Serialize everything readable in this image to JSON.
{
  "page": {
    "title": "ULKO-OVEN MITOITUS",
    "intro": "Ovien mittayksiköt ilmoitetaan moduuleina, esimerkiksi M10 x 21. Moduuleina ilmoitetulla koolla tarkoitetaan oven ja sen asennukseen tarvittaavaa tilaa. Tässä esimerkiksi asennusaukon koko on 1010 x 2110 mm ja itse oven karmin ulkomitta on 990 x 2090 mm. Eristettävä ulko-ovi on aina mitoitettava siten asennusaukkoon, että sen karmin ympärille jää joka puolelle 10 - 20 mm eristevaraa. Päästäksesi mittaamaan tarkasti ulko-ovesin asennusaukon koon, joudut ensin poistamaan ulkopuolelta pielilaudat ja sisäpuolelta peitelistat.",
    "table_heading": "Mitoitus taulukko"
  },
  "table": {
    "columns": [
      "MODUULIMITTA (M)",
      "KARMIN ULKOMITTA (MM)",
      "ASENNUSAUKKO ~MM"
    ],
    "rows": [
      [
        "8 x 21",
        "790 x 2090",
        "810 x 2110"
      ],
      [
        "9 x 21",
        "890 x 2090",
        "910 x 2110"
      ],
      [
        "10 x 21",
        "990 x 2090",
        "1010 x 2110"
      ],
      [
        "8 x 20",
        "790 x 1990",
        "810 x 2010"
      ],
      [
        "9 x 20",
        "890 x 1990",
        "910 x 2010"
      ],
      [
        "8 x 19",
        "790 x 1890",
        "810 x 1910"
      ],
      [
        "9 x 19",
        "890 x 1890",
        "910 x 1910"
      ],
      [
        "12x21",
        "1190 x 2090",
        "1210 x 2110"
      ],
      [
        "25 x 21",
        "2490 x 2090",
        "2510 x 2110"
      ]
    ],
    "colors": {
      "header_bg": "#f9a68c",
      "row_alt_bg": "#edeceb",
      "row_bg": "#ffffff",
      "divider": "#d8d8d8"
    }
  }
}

# # # # #

## [WHAT IS REQUIRED]
All of the data above should be transcribed exactly.

## [OUTPUT BELOW]
Serialize everything readable in this image to JSON.
{
  "page": {
    "title": "ULKO-OVEN MITOITUS",
    "intro": "Ovien mittayksiköt ilmoitetaan moduuleina, esimerkiksi M10 x 21. Moduuleina ilmoitetulla koolla tarkoitetaan oven ja sen asennukseen tarvittaavaa tilaa. Tässä esimerkiksi asennusaukon koko on 1010 x 2110 mm ja itse oven karmin ulkomitta on 990 x 2090 mm. Eristettävä ulko-ovi on aina mitoitettava siten asennusaukkoon, että sen karmin ympärille jää joka puolelle 10 - 20 mm eristevaraa. Päästäksesi mittaamaan tarkasti ulko-ovesin asennusaukon koon, joudut ensin poistamaan ulkopuolelta pielilaudat ja sisäpuolelta peitelistat.",
    "table_heading": "Mitoitus taulukko"
  },
  "table": {
    "columns": [
      "MODUULIMITTA (M)",
      "KARMIN ULKOMITTA (MM)",
      "ASENNUSAUKKO ~MM"
    ],
    "rows": [
      [
        "8 x 21",
        "790 x 2090",
        "810 x 2110"
      ],
      [
        "9 x 21",
        "890 x 2090",
        "910 x 2110"
      ],
      [
        "10 x 21",
        "990 x 2090",
        "1010 x 2110"
      ],
      [
        "8 x 20",
        "790 x 1990",
        "810 x 2010"
      ],
      [
        "9 x 20",
        "890 x 1990",
        "910 x 2010"
      ],
      [
        "8 x 19",
        "790 x 1890",
        "810 x 1910"
      ],
      [
        "9 x 19",
        "890 x 1890",
        "910 x 1910"
      ],
      [
        "12x21",
        "1190 x 2090",
        "1210 x 2110"
      ],
      [
        "25 x 21",
        "2490 x 2090",
        "2510 x 2110"
      ]
    ],
    "colors": {
      "header_bg": "#f9a68c",
      "row_alt_bg": "#edeceb",
      "row_bg": "#ffffff",
      "divider": "#d8d8d8"
    }
  }
}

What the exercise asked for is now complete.